=== Exercise input ===

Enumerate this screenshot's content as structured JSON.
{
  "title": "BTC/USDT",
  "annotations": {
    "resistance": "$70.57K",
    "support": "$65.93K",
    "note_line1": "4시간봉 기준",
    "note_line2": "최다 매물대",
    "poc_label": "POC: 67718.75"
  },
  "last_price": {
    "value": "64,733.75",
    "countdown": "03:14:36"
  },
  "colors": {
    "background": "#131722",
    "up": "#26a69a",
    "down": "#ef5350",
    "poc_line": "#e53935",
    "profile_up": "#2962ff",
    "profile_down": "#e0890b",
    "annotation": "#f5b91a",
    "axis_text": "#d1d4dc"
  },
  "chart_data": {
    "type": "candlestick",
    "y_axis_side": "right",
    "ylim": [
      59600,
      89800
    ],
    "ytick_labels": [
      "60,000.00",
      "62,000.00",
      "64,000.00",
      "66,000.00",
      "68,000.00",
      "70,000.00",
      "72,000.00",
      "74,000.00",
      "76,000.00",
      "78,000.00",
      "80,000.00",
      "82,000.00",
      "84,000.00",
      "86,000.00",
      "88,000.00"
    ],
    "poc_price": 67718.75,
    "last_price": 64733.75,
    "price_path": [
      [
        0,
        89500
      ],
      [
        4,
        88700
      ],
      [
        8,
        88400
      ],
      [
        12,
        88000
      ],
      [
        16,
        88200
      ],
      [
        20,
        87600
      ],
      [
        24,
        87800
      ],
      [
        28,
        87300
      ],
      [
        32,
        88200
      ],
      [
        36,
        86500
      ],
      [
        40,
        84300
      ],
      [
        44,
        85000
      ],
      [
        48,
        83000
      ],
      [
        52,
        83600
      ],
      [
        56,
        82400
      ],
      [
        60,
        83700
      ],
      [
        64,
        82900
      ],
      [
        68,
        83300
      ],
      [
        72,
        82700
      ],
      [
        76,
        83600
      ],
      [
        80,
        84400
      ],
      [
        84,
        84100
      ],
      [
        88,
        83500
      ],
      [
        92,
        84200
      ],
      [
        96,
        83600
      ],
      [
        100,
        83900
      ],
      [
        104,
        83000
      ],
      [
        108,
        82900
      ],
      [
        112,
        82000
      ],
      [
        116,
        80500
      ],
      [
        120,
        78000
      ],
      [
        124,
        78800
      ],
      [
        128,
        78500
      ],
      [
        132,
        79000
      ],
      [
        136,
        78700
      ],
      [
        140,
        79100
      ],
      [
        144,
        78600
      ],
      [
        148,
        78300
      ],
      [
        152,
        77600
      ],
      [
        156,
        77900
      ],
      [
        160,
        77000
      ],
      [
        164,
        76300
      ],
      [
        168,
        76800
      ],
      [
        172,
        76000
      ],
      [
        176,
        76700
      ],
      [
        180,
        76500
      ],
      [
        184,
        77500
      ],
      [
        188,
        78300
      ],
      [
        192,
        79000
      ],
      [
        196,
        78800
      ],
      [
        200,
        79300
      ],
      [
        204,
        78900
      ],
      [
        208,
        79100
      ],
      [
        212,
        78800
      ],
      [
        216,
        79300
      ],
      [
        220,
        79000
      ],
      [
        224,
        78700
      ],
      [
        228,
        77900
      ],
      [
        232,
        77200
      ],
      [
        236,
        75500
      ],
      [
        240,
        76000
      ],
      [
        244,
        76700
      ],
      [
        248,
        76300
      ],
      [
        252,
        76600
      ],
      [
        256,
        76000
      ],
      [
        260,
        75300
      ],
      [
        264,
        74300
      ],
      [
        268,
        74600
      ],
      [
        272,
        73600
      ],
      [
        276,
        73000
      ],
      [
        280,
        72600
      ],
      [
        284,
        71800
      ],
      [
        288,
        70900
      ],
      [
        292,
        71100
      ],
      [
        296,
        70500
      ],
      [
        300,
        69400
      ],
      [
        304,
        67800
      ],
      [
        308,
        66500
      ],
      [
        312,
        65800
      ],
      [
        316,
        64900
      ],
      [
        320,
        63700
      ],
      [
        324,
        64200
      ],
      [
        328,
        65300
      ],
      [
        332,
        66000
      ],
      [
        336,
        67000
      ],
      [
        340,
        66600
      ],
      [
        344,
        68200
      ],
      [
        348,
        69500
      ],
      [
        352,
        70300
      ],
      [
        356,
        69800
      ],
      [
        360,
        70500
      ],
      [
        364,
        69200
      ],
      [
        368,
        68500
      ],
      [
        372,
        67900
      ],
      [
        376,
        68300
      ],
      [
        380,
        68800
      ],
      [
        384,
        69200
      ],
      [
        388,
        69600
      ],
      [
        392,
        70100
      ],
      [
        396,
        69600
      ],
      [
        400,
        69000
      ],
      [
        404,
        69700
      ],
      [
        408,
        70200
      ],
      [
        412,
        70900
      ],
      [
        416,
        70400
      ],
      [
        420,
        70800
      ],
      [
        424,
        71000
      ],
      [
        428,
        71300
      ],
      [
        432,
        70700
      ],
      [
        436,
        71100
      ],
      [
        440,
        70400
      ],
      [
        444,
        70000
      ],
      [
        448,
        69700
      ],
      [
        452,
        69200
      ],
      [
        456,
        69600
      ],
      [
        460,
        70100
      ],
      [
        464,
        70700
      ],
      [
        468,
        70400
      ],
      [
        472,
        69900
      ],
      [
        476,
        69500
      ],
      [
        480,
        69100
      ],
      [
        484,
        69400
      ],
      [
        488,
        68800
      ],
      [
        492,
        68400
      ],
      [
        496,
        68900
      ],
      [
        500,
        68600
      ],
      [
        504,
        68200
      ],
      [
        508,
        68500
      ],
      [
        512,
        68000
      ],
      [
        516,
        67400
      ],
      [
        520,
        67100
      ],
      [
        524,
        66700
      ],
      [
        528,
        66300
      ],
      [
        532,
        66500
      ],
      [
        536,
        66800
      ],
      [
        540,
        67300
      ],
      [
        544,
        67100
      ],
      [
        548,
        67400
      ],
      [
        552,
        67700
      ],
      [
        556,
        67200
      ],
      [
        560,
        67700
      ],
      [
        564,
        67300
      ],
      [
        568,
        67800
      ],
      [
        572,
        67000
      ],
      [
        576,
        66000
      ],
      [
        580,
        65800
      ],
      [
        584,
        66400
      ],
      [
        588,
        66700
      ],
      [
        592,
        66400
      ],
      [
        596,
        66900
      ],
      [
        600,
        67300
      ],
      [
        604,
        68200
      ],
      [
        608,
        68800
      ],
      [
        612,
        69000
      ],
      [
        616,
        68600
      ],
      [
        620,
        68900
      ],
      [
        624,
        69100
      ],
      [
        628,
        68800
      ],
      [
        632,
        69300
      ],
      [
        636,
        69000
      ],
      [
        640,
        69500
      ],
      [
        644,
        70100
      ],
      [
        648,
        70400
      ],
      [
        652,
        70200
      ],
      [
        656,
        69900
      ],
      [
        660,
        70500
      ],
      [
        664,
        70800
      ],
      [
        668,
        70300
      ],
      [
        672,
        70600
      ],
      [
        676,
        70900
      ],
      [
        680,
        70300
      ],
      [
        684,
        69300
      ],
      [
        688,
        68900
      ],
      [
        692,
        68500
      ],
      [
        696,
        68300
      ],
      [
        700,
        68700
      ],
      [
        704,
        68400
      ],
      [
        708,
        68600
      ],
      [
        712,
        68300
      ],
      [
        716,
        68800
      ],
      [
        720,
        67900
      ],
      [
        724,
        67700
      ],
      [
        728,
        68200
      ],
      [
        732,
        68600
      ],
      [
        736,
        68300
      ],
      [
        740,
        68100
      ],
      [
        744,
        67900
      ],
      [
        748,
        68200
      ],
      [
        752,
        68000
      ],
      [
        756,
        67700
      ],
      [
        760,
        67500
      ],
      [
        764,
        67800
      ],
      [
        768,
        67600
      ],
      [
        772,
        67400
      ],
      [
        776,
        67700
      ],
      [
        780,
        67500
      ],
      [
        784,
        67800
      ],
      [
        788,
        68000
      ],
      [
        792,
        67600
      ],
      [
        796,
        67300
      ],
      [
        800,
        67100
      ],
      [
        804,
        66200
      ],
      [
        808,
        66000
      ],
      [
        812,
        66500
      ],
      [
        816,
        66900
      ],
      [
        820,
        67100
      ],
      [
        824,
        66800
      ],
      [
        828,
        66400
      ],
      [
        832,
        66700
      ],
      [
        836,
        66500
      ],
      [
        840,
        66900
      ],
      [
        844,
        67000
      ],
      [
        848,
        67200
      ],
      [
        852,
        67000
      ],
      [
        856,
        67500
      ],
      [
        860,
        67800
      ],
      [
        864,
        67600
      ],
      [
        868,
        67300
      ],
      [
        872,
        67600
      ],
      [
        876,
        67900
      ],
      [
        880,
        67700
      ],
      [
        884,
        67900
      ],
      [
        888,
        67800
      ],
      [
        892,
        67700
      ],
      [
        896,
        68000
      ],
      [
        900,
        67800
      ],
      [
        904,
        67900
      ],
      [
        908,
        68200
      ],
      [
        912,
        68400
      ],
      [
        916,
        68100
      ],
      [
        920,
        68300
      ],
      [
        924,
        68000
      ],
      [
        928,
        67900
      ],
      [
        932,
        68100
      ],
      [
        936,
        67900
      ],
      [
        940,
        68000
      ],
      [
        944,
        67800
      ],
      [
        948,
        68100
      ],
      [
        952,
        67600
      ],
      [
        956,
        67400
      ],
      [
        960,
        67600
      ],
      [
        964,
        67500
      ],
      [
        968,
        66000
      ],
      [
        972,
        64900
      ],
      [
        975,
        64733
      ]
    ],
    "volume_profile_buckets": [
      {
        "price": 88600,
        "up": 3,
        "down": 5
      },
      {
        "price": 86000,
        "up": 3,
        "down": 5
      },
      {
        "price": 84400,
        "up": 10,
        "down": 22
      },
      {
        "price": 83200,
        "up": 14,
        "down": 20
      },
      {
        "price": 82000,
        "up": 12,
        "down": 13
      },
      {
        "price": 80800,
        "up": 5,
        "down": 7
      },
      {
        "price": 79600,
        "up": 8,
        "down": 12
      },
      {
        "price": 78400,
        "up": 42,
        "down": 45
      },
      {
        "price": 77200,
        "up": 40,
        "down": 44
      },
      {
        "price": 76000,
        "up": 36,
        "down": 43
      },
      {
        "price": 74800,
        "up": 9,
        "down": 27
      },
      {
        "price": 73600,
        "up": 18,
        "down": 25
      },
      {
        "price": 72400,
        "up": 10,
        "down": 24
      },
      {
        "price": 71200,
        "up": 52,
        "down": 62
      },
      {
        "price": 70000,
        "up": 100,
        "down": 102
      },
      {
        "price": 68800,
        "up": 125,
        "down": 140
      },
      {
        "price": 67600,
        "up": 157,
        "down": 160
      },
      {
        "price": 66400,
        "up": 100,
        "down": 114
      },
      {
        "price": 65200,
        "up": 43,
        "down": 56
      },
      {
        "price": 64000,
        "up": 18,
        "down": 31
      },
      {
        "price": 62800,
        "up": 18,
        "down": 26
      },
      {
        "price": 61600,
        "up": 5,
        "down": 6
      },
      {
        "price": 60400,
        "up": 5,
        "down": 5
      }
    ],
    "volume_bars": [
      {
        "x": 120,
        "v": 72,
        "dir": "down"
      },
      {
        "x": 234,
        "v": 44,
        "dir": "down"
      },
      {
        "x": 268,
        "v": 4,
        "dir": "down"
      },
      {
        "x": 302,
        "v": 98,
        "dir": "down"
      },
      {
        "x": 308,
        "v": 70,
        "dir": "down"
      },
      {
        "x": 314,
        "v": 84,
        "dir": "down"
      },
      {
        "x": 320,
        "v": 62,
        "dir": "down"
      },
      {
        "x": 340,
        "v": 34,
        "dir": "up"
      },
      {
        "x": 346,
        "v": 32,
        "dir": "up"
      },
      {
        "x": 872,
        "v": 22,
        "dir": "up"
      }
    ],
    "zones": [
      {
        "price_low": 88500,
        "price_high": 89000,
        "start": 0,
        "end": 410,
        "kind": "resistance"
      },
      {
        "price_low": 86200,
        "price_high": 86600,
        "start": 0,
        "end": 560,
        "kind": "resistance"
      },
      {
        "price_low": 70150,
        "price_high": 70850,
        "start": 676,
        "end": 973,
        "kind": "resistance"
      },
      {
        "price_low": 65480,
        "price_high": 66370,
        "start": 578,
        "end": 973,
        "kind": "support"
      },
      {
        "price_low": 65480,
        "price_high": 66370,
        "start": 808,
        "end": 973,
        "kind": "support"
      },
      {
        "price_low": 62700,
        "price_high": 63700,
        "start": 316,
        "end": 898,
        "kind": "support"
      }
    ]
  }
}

===

**What you should do**
Collect every line from the records above that contains the word "start".

**Response to this task**
        "start": 0,
        "start": 0,
        "start": 676,
        "start": 578,
        "start": 808,
        "start": 316,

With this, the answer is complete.